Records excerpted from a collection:

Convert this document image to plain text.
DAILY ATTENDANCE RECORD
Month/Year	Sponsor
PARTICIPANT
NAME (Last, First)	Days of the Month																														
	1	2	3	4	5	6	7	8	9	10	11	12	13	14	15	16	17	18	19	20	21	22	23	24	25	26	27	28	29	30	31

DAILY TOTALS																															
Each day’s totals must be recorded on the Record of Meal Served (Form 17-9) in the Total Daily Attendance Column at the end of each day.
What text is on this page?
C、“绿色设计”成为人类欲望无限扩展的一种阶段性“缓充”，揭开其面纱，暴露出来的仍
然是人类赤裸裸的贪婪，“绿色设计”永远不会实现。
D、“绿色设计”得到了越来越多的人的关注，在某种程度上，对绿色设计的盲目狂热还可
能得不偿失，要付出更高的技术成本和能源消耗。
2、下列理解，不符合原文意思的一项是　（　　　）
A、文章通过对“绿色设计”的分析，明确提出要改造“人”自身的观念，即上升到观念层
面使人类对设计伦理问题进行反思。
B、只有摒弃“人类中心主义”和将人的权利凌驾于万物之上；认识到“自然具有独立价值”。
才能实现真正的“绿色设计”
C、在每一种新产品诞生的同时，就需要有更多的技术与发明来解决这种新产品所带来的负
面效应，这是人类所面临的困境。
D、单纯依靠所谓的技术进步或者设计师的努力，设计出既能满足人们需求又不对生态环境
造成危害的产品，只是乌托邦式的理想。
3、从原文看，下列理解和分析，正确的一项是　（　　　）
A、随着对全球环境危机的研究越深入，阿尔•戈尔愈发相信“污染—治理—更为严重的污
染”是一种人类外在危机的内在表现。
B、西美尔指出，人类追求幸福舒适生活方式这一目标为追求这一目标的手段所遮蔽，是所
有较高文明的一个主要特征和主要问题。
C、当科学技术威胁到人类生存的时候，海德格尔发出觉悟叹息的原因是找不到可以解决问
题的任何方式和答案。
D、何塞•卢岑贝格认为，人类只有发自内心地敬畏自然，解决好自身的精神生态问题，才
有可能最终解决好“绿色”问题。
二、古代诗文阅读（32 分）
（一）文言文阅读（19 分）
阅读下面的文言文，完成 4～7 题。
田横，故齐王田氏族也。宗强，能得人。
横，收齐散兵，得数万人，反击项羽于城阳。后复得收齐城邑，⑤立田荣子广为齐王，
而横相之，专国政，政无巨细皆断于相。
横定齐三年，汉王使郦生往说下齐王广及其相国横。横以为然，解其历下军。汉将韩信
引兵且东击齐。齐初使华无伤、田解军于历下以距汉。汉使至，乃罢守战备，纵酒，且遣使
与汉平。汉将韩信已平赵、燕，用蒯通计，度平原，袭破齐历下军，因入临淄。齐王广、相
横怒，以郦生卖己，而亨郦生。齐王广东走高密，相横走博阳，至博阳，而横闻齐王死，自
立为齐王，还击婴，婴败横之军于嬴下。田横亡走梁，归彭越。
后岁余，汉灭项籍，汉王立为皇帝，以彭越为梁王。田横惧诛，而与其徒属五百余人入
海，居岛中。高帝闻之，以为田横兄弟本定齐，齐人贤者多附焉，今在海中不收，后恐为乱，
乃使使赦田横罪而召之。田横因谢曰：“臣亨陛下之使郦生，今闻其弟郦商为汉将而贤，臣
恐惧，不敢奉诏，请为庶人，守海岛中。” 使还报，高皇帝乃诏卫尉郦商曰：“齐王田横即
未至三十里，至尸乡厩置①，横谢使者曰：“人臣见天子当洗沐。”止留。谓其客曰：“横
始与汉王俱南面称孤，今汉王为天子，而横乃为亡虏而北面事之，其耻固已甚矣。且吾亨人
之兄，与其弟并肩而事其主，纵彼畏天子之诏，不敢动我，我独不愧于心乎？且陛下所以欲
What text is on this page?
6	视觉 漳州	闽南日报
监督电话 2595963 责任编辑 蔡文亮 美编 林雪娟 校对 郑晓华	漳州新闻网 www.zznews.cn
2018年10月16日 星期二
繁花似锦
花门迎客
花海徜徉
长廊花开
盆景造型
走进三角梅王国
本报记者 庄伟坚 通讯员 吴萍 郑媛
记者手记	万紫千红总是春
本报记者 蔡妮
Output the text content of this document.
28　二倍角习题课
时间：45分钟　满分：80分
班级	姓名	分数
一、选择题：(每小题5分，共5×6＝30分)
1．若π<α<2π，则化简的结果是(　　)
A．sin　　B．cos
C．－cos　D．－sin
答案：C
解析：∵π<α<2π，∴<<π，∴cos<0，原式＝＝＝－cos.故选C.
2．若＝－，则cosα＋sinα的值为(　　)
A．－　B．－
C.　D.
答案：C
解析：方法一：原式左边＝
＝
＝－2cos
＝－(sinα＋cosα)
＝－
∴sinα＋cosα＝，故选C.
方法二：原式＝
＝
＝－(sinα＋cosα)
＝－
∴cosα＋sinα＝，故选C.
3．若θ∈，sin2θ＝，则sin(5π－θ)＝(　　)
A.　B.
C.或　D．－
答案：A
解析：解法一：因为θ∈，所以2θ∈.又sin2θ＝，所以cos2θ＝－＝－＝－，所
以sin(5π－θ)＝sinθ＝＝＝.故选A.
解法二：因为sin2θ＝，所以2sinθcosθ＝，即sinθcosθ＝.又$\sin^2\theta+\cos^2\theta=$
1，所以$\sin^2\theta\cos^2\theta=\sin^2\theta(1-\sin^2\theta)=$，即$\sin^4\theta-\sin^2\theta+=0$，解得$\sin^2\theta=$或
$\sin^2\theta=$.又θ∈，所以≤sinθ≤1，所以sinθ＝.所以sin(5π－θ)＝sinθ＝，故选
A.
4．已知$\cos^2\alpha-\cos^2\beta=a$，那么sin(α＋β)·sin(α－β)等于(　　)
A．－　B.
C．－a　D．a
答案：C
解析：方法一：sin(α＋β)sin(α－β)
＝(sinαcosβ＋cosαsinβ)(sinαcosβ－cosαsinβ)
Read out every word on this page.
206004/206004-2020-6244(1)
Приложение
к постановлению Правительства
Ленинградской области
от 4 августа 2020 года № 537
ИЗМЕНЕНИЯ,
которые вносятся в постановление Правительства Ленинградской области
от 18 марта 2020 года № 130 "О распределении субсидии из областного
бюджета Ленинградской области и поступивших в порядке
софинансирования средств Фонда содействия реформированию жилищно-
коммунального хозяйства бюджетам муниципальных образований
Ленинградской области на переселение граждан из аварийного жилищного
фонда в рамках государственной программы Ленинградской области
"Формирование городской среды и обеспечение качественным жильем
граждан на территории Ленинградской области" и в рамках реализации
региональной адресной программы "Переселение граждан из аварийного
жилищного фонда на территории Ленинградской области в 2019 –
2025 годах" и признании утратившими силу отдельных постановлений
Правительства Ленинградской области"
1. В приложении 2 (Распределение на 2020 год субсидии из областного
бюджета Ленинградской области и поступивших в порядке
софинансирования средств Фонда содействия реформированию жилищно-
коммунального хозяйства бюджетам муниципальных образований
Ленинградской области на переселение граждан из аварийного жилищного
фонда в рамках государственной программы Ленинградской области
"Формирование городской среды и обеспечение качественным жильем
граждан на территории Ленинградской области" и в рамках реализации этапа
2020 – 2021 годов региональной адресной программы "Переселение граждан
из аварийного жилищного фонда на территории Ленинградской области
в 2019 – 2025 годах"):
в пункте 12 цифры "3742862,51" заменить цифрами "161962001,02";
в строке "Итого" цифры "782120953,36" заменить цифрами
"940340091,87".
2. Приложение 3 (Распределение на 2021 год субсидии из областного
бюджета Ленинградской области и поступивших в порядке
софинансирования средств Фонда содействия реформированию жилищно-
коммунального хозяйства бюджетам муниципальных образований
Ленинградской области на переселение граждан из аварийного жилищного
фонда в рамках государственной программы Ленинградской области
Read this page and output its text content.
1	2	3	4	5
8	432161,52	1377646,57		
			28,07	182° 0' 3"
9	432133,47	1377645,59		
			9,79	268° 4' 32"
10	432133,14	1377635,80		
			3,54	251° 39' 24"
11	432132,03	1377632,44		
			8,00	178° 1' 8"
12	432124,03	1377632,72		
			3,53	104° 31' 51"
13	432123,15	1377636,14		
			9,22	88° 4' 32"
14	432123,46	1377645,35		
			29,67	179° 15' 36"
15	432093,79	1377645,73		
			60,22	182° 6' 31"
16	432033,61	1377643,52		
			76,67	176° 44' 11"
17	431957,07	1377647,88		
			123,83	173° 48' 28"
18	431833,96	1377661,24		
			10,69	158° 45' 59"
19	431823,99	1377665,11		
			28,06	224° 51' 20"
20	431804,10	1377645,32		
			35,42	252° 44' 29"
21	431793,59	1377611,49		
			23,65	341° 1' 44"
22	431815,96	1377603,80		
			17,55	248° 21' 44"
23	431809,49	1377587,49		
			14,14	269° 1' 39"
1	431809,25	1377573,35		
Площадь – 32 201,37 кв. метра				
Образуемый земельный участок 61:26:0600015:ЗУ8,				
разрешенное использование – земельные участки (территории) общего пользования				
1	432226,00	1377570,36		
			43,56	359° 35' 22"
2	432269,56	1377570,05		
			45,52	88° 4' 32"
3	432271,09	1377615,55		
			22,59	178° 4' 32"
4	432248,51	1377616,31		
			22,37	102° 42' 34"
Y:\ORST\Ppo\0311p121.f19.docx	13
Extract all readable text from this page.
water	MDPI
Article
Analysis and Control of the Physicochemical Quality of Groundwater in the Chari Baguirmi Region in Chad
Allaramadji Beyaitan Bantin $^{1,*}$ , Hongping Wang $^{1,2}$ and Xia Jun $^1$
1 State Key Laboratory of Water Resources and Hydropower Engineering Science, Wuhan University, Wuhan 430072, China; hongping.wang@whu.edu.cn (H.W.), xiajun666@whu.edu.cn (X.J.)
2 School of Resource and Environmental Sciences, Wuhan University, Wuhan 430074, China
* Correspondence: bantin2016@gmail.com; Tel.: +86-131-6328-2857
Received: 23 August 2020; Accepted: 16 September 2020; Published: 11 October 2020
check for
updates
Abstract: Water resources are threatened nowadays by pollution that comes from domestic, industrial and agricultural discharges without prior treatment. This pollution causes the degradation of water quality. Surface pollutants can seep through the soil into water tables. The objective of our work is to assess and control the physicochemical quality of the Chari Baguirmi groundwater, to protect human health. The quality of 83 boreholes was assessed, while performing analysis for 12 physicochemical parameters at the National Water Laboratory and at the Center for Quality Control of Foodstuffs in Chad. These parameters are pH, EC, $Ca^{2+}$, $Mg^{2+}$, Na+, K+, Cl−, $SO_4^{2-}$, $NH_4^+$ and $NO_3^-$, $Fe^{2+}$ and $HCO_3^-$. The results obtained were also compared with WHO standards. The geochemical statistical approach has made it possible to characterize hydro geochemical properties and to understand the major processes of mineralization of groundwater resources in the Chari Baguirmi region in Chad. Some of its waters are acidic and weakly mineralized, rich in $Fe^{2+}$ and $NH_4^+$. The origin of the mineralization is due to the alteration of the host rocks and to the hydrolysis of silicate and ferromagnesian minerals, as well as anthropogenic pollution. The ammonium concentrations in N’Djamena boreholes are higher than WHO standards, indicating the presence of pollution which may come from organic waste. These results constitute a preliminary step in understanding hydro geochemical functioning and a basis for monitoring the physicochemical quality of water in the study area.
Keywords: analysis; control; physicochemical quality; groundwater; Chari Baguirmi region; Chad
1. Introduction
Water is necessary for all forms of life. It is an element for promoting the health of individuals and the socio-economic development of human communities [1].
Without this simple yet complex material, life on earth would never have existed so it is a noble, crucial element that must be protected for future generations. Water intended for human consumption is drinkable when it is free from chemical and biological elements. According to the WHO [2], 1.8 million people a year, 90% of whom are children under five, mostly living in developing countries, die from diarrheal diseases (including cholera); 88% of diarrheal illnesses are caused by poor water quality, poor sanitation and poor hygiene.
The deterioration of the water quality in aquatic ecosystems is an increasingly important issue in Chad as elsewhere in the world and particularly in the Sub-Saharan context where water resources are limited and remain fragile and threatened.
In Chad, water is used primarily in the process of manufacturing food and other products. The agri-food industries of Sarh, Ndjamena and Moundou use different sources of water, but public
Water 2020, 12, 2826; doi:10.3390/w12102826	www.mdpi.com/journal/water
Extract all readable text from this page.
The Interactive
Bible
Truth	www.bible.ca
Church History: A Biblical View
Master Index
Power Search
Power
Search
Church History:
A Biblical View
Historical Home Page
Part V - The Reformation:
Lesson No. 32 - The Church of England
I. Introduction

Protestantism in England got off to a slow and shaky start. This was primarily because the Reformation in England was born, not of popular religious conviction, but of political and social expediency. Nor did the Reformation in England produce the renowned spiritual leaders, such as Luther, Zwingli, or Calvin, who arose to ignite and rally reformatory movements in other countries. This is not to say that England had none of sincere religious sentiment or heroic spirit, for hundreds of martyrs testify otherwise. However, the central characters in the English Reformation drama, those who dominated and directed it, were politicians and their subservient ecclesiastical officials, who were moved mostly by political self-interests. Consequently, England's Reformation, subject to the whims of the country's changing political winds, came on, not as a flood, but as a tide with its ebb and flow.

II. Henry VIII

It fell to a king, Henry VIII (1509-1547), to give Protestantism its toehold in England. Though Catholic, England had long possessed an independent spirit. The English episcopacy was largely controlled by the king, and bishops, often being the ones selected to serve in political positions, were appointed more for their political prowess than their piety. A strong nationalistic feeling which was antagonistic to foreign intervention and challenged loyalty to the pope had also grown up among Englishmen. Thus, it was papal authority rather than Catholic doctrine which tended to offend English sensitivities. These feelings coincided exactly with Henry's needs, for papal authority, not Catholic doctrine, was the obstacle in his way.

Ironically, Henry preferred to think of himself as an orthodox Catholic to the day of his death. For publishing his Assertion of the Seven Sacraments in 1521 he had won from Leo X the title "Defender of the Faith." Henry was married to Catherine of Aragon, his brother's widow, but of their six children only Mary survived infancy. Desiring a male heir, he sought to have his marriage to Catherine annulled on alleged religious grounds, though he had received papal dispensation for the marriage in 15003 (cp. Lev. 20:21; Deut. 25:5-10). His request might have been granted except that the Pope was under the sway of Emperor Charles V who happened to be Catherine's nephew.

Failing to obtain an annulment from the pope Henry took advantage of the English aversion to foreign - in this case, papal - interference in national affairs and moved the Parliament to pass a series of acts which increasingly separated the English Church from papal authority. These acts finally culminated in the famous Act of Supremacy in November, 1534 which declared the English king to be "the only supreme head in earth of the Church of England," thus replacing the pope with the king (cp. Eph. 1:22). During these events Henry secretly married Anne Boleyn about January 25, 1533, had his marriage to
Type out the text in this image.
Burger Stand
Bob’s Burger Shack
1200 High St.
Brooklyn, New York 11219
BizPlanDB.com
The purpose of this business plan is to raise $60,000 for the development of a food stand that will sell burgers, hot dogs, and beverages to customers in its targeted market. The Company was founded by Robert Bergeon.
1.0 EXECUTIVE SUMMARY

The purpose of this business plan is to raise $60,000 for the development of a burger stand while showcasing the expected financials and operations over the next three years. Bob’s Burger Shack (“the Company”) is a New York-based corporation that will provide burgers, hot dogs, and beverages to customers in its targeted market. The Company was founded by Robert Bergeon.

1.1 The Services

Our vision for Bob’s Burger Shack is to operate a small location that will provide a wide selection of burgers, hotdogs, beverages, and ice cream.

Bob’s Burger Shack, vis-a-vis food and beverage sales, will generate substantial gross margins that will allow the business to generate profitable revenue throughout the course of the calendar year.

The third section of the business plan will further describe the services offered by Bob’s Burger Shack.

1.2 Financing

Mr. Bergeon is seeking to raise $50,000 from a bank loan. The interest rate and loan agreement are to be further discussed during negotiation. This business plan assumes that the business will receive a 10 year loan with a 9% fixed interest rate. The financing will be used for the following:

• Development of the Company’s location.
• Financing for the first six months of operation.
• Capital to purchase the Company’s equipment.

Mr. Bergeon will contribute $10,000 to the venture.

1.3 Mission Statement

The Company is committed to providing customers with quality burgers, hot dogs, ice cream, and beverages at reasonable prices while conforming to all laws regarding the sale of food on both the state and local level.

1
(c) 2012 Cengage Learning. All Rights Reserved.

* **Exercise description**: Count how many lines in the data contain the word "реализации", giving the number without comment.

* **Answer to the task**: 2